--- START GIVEN DATA ---
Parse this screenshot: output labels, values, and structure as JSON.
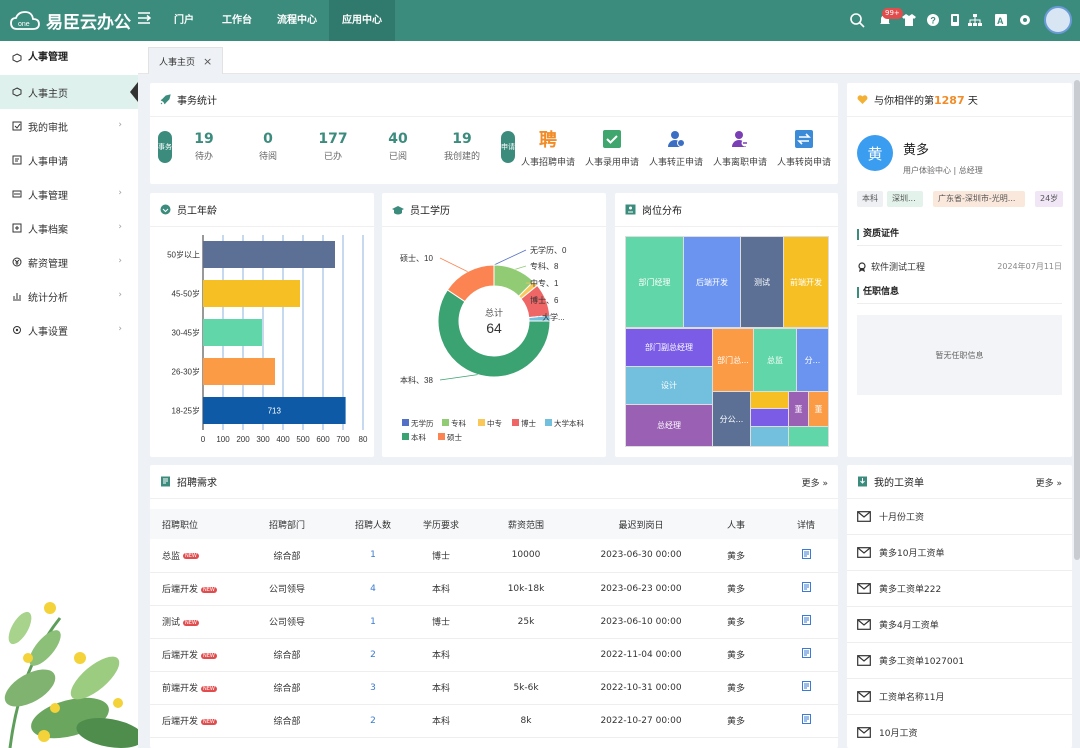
{
  "app": {
    "name": "易臣云办公"
  },
  "nav": {
    "tabs": [
      "门户",
      "工作台",
      "流程中心",
      "应用中心"
    ],
    "active": 3
  },
  "topbar": {
    "notif_badge": "99+"
  },
  "sidebar": {
    "header": "人事管理",
    "items": [
      {
        "label": "人事主页"
      },
      {
        "label": "我的审批"
      },
      {
        "label": "人事申请"
      },
      {
        "label": "人事管理"
      },
      {
        "label": "人事档案"
      },
      {
        "label": "薪资管理"
      },
      {
        "label": "统计分析"
      },
      {
        "label": "人事设置"
      }
    ]
  },
  "page_tab": {
    "label": "人事主页"
  },
  "stats": {
    "title": "事务统计",
    "badge_todo": "事务",
    "items": [
      {
        "value": "19",
        "label": "待办"
      },
      {
        "value": "0",
        "label": "待阅"
      },
      {
        "value": "177",
        "label": "已办"
      },
      {
        "value": "40",
        "label": "已阅"
      },
      {
        "value": "19",
        "label": "我创建的"
      }
    ],
    "badge_apply": "申请",
    "apps": [
      {
        "label": "人事招聘申请",
        "icon": "recruit-icon",
        "glyph": "聘"
      },
      {
        "label": "人事录用申请",
        "icon": "check-icon"
      },
      {
        "label": "人事转正申请",
        "icon": "user-confirm-icon"
      },
      {
        "label": "人事离职申请",
        "icon": "user-leave-icon"
      },
      {
        "label": "人事转岗申请",
        "icon": "transfer-icon"
      }
    ]
  },
  "age_chart": {
    "title": "员工年龄"
  },
  "edu_chart": {
    "title": "员工学历"
  },
  "pos_chart": {
    "title": "岗位分布"
  },
  "chart_data": [
    {
      "type": "bar",
      "orientation": "horizontal",
      "categories": [
        "18-25岁",
        "26-30岁",
        "30-45岁",
        "45-50岁",
        "50岁以上"
      ],
      "values": [
        713,
        360,
        295,
        485,
        660
      ],
      "data_labels": [
        {
          "index": 0,
          "text": "713"
        }
      ],
      "colors": [
        "#0e5aa7",
        "#fb9b45",
        "#61d6a8",
        "#f6c024",
        "#5c7096"
      ],
      "xticks": [
        0,
        100,
        200,
        300,
        400,
        500,
        600,
        700,
        800
      ],
      "xtick_labels": [
        "0",
        "100",
        "200",
        "300",
        "400",
        "500",
        "600",
        "700",
        "80"
      ],
      "xlim": [
        0,
        800
      ],
      "grid": true
    },
    {
      "type": "pie",
      "donut": true,
      "center_label": "总计",
      "center_value": "64",
      "slices": [
        {
          "name": "无学历",
          "value": 0,
          "color": "#5470c6",
          "label": "无学历、0"
        },
        {
          "name": "专科",
          "value": 8,
          "color": "#91cc75",
          "label": "专科、8"
        },
        {
          "name": "中专",
          "value": 1,
          "color": "#fac858",
          "label": "中专、1"
        },
        {
          "name": "博士",
          "value": 6,
          "color": "#ee6666",
          "label": "博士、6"
        },
        {
          "name": "大学本科",
          "value": 1,
          "color": "#73c0de",
          "label": "大学..."
        },
        {
          "name": "本科",
          "value": 38,
          "color": "#3ba272",
          "label": "本科、38"
        },
        {
          "name": "硕士",
          "value": 10,
          "color": "#fc8452",
          "label": "硕士、10"
        }
      ],
      "legend": [
        "无学历",
        "专科",
        "中专",
        "博士",
        "大学本科",
        "本科",
        "硕士"
      ],
      "legend_position": "bottom"
    },
    {
      "type": "treemap",
      "cells": [
        {
          "label": "部门经理",
          "color": "#61d6a8"
        },
        {
          "label": "后端开发",
          "color": "#6b93f0"
        },
        {
          "label": "测试",
          "color": "#5c7096"
        },
        {
          "label": "前端开发",
          "color": "#f6c024"
        },
        {
          "label": "部门副总经理",
          "color": "#7b5ce6"
        },
        {
          "label": "部门总...",
          "color": "#fb9b45"
        },
        {
          "label": "总监",
          "color": "#61d6a8"
        },
        {
          "label": "分...",
          "color": "#6b93f0"
        },
        {
          "label": "设计",
          "color": "#73c0de"
        },
        {
          "label": "总经理",
          "color": "#9a60b4"
        },
        {
          "label": "分公...",
          "color": "#5c7096"
        },
        {
          "label": "",
          "color": "#f6c024"
        },
        {
          "label": "",
          "color": "#7b5ce6"
        },
        {
          "label": "董",
          "color": "#9a60b4"
        },
        {
          "label": "董",
          "color": "#fb9b45"
        },
        {
          "label": "",
          "color": "#73c0de"
        },
        {
          "label": "",
          "color": "#61d6a8"
        }
      ]
    }
  ],
  "recruit": {
    "title": "招聘需求",
    "more": "更多",
    "new_tag": "NEW",
    "columns": [
      "招聘职位",
      "招聘部门",
      "招聘人数",
      "学历要求",
      "薪资范围",
      "最迟到岗日",
      "人事",
      "详情"
    ],
    "rows": [
      {
        "position": "总监",
        "dept": "综合部",
        "count": "1",
        "edu": "博士",
        "salary": "10000",
        "date": "2023-06-30 00:00",
        "hr": "黄多"
      },
      {
        "position": "后端开发",
        "dept": "公司领导",
        "count": "4",
        "edu": "本科",
        "salary": "10k-18k",
        "date": "2023-06-23 00:00",
        "hr": "黄多"
      },
      {
        "position": "测试",
        "dept": "公司领导",
        "count": "1",
        "edu": "博士",
        "salary": "25k",
        "date": "2023-06-10 00:00",
        "hr": "黄多"
      },
      {
        "position": "后端开发",
        "dept": "综合部",
        "count": "2",
        "edu": "本科",
        "salary": "",
        "date": "2022-11-04 00:00",
        "hr": "黄多"
      },
      {
        "position": "前端开发",
        "dept": "综合部",
        "count": "3",
        "edu": "本科",
        "salary": "5k-6k",
        "date": "2022-10-31 00:00",
        "hr": "黄多"
      },
      {
        "position": "后端开发",
        "dept": "综合部",
        "count": "2",
        "edu": "本科",
        "salary": "8k",
        "date": "2022-10-27 00:00",
        "hr": "黄多"
      }
    ]
  },
  "profile": {
    "companion_prefix": "与你相伴的第",
    "companion_days": "1287",
    "companion_suffix": "天",
    "avatar_char": "黄",
    "name": "黄多",
    "subtitle": "用户体验中心 | 总经理",
    "tags": [
      "本科",
      "深圳...",
      "广东省-深圳市-光明...",
      "24岁"
    ],
    "cert_title": "资质证件",
    "cert_name": "软件测试工程",
    "cert_date": "2024年07月11日",
    "job_title": "任职信息",
    "job_empty": "暂无任职信息"
  },
  "salary": {
    "title": "我的工资单",
    "more": "更多",
    "items": [
      "十月份工资",
      "黄多10月工资单",
      "黄多工资单222",
      "黄多4月工资单",
      "黄多工资单1027001",
      "工资单名称11月",
      "10月工资"
    ]
  },
  "colors": {
    "primary": "#3c8c7e",
    "accent": "#f28c28",
    "link": "#3b7bd3"
  }
}
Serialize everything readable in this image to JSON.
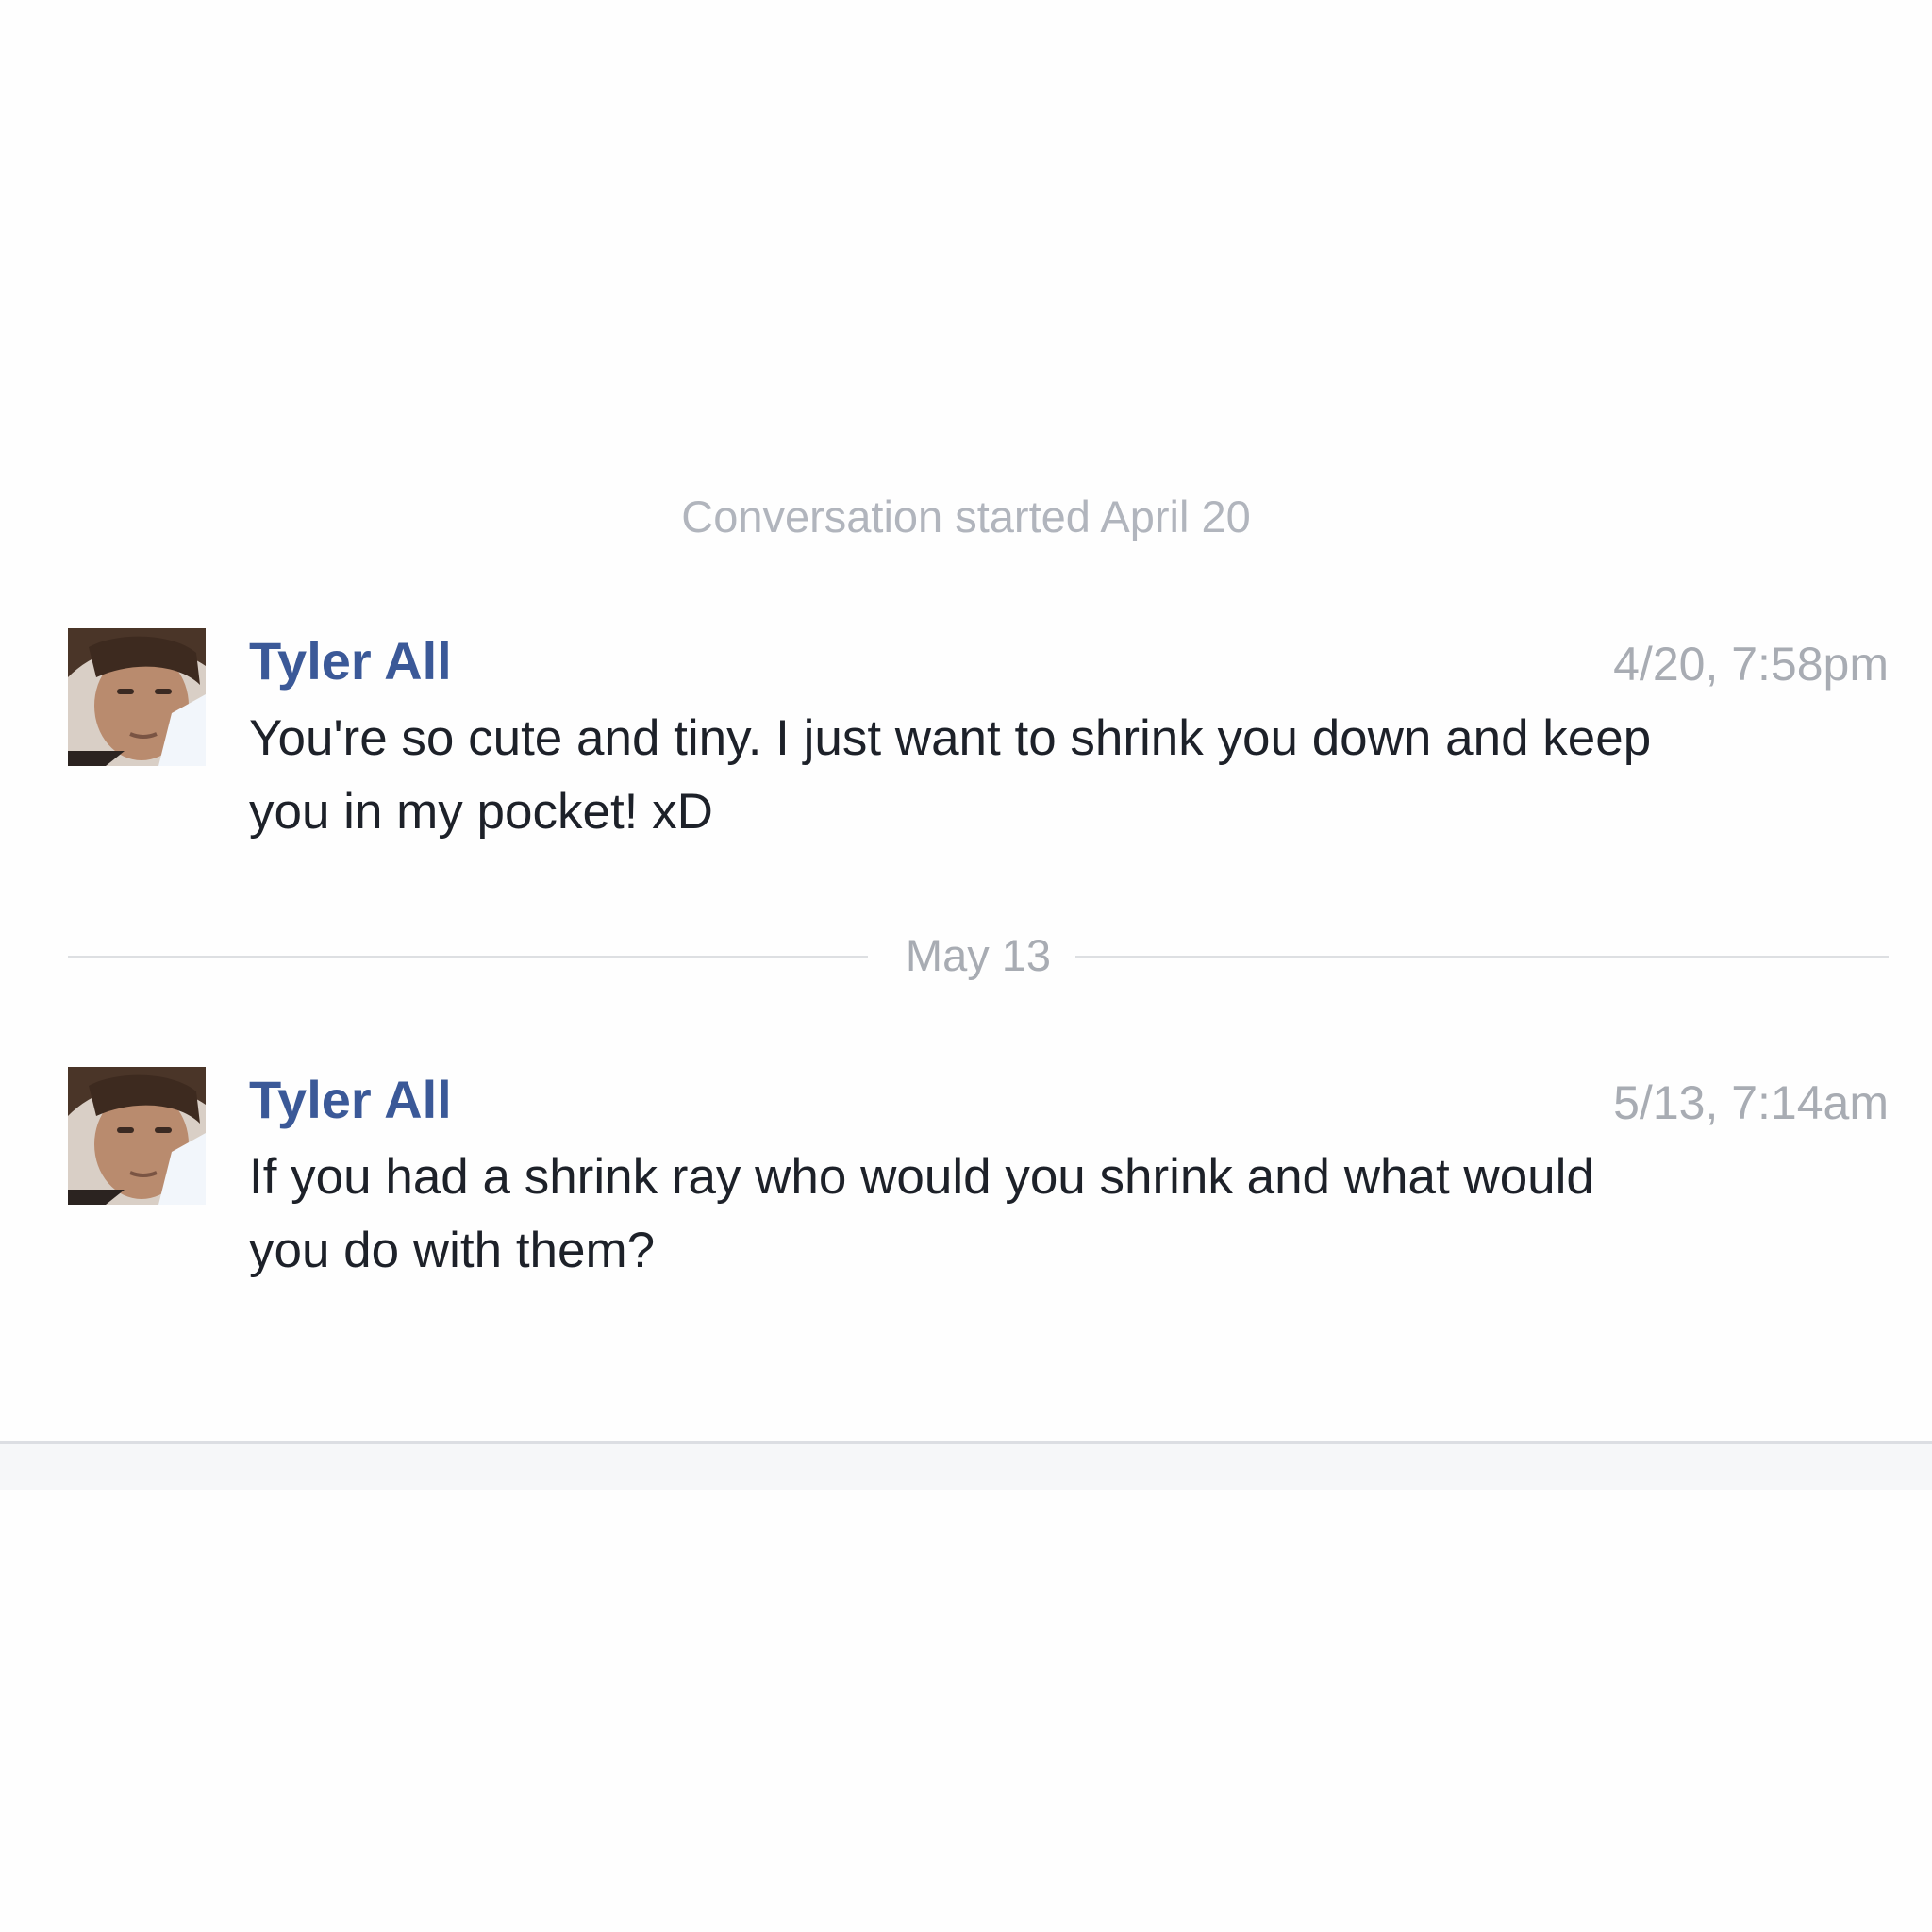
{
  "conversation": {
    "started_label": "Conversation started April 20",
    "date_divider": "May 13",
    "messages": [
      {
        "sender": "Tyler All",
        "timestamp": "4/20, 7:58pm",
        "text": "You're so cute and tiny. I just want to shrink you down and keep you in my pocket! xD"
      },
      {
        "sender": "Tyler All",
        "timestamp": "5/13, 7:14am",
        "text": "If you had a shrink ray who would you shrink and what would you do with them?"
      }
    ]
  },
  "colors": {
    "sender_name": "#3b5998",
    "message_text": "#1d2129",
    "meta_text": "#a8acb3",
    "divider_line": "#dddfe2",
    "background": "#fefefe"
  },
  "icons": {
    "avatar": "user-photo"
  }
}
--- END GIVEN DATA ---
PROMPT => Quote the material word for word, dropping any images it holds.

THE REPLY =>
Parse this screenshot: output labels, values, and structure as JSON.
{
  "app": {
    "name": "易臣云办公"
  },
  "nav": {
    "tabs": [
      "门户",
      "工作台",
      "流程中心",
      "应用中心"
    ],
    "active": 3
  },
  "topbar": {
    "notif_badge": "99+"
  },
  "sidebar": {
    "header": "人事管理",
    "items": [
      {
        "label": "人事主页"
      },
      {
        "label": "我的审批"
      },
      {
        "label": "人事申请"
      },
      {
        "label": "人事管理"
      },
      {
        "label": "人事档案"
      },
      {
        "label": "薪资管理"
      },
      {
        "label": "统计分析"
      },
      {
        "label": "人事设置"
      }
    ]
  },
  "page_tab": {
    "label": "人事主页"
  },
  "stats": {
    "title": "事务统计",
    "badge_todo": "事务",
    "items": [
      {
        "value": "19",
        "label": "待办"
      },
      {
        "value": "0",
        "label": "待阅"
      },
      {
        "value": "177",
        "label": "已办"
      },
      {
        "value": "40",
        "label": "已阅"
      },
      {
        "value": "19",
        "label": "我创建的"
      }
    ],
    "badge_apply": "申请",
    "apps": [
      {
        "label": "人事招聘申请",
        "icon": "recruit-icon",
        "glyph": "聘"
      },
      {
        "label": "人事录用申请",
        "icon": "check-icon"
      },
      {
        "label": "人事转正申请",
        "icon": "user-confirm-icon"
      },
      {
        "label": "人事离职申请",
        "icon": "user-leave-icon"
      },
      {
        "label": "人事转岗申请",
        "icon": "transfer-icon"
      }
    ]
  },
  "age_chart": {
    "title": "员工年龄"
  },
  "edu_chart": {
    "title": "员工学历"
  },
  "pos_chart": {
    "title": "岗位分布"
  },
  "chart_data": [
    {
      "type": "bar",
      "orientation": "horizontal",
      "categories": [
        "18-25岁",
        "26-30岁",
        "30-45岁",
        "45-50岁",
        "50岁以上"
      ],
      "values": [
        713,
        360,
        295,
        485,
        660
      ],
      "data_labels": [
        {
          "index": 0,
          "text": "713"
        }
      ],
      "colors": [
        "#0e5aa7",
        "#fb9b45",
        "#61d6a8",
        "#f6c024",
        "#5c7096"
      ],
      "xticks": [
        0,
        100,
        200,
        300,
        400,
        500,
        600,
        700,
        800
      ],
      "xtick_labels": [
        "0",
        "100",
        "200",
        "300",
        "400",
        "500",
        "600",
        "700",
        "80"
      ],
      "xlim": [
        0,
        800
      ],
      "grid": true
    },
    {
      "type": "pie",
      "donut": true,
      "center_label": "总计",
      "center_value": "64",
      "slices": [
        {
          "name": "无学历",
          "value": 0,
          "color": "#5470c6",
          "label": "无学历、0"
        },
        {
          "name": "专科",
          "value": 8,
          "color": "#91cc75",
          "label": "专科、8"
        },
        {
          "name": "中专",
          "value": 1,
          "color": "#fac858",
          "label": "中专、1"
        },
        {
          "name": "博士",
          "value": 6,
          "color": "#ee6666",
          "label": "博士、6"
        },
        {
          "name": "大学本科",
          "value": 1,
          "color": "#73c0de",
          "label": "大学..."
        },
        {
          "name": "本科",
          "value": 38,
          "color": "#3ba272",
          "label": "本科、38"
        },
        {
          "name": "硕士",
          "value": 10,
          "color": "#fc8452",
          "label": "硕士、10"
        }
      ],
      "legend": [
        "无学历",
        "专科",
        "中专",
        "博士",
        "大学本科",
        "本科",
        "硕士"
      ],
      "legend_position": "bottom"
    },
    {
      "type": "treemap",
      "cells": [
        {
          "label": "部门经理",
          "color": "#61d6a8"
        },
        {
          "label": "后端开发",
          "color": "#6b93f0"
        },
        {
          "label": "测试",
          "color": "#5c7096"
        },
        {
          "label": "前端开发",
          "color": "#f6c024"
        },
        {
          "label": "部门副总经理",
          "color": "#7b5ce6"
        },
        {
          "label": "部门总...",
          "color": "#fb9b45"
        },
        {
          "label": "总监",
          "color": "#61d6a8"
        },
        {
          "label": "分...",
          "color": "#6b93f0"
        },
        {
          "label": "设计",
          "color": "#73c0de"
        },
        {
          "label": "总经理",
          "color": "#9a60b4"
        },
        {
          "label": "分公...",
          "color": "#5c7096"
        },
        {
          "label": "",
          "color": "#f6c024"
        },
        {
          "label": "",
          "color": "#7b5ce6"
        },
        {
          "label": "董",
          "color": "#9a60b4"
        },
        {
          "label": "董",
          "color": "#fb9b45"
        },
        {
          "label": "",
          "color": "#73c0de"
        },
        {
          "label": "",
          "color": "#61d6a8"
        }
      ]
    }
  ],
  "recruit": {
    "title": "招聘需求",
    "more": "更多",
    "new_tag": "NEW",
    "columns": [
      "招聘职位",
      "招聘部门",
      "招聘人数",
      "学历要求",
      "薪资范围",
      "最迟到岗日",
      "人事",
      "详情"
    ],
    "rows": [
      {
        "position": "总监",
        "dept": "综合部",
        "count": "1",
        "edu": "博士",
        "salary": "10000",
        "date": "2023-06-30 00:00",
        "hr": "黄多"
      },
      {
        "position": "后端开发",
        "dept": "公司领导",
        "count": "4",
        "edu": "本科",
        "salary": "10k-18k",
        "date": "2023-06-23 00:00",
        "hr": "黄多"
      },
      {
        "position": "测试",
        "dept": "公司领导",
        "count": "1",
        "edu": "博士",
        "salary": "25k",
        "date": "2023-06-10 00:00",
        "hr": "黄多"
      },
      {
        "position": "后端开发",
        "dept": "综合部",
        "count": "2",
        "edu": "本科",
        "salary": "",
        "date": "2022-11-04 00:00",
        "hr": "黄多"
      },
      {
        "position": "前端开发",
        "dept": "综合部",
        "count": "3",
        "edu": "本科",
        "salary": "5k-6k",
        "date": "2022-10-31 00:00",
        "hr": "黄多"
      },
      {
        "position": "后端开发",
        "dept": "综合部",
        "count": "2",
        "edu": "本科",
        "salary": "8k",
        "date": "2022-10-27 00:00",
        "hr": "黄多"
      }
    ]
  },
  "profile": {
    "companion_prefix": "与你相伴的第",
    "companion_days": "1287",
    "companion_suffix": "天",
    "avatar_char": "黄",
    "name": "黄多",
    "subtitle": "用户体验中心 | 总经理",
    "tags": [
      "本科",
      "深圳...",
      "广东省-深圳市-光明...",
      "24岁"
    ],
    "cert_title": "资质证件",
    "cert_name": "软件测试工程",
    "cert_date": "2024年07月11日",
    "job_title": "任职信息",
    "job_empty": "暂无任职信息"
  },
  "salary": {
    "title": "我的工资单",
    "more": "更多",
    "items": [
      "十月份工资",
      "黄多10月工资单",
      "黄多工资单222",
      "黄多4月工资单",
      "黄多工资单1027001",
      "工资单名称11月",
      "10月工资"
    ]
  },
  "colors": {
    "primary": "#3c8c7e",
    "accent": "#f28c28",
    "link": "#3b7bd3"
  }
}
Serialize everything readable in this image to JSON.
{
  "conversation": {
    "started_label": "Conversation started April 20",
    "date_divider": "May 13",
    "messages": [
      {
        "sender": "Tyler All",
        "timestamp": "4/20, 7:58pm",
        "text": "You're so cute and tiny. I just want to shrink you down and keep you in my pocket! xD"
      },
      {
        "sender": "Tyler All",
        "timestamp": "5/13, 7:14am",
        "text": "If you had a shrink ray who would you shrink and what would you do with them?"
      }
    ]
  },
  "colors": {
    "sender_name": "#3b5998",
    "message_text": "#1d2129",
    "meta_text": "#a8acb3",
    "divider_line": "#dddfe2",
    "background": "#fefefe"
  },
  "icons": {
    "avatar": "user-photo"
  }
}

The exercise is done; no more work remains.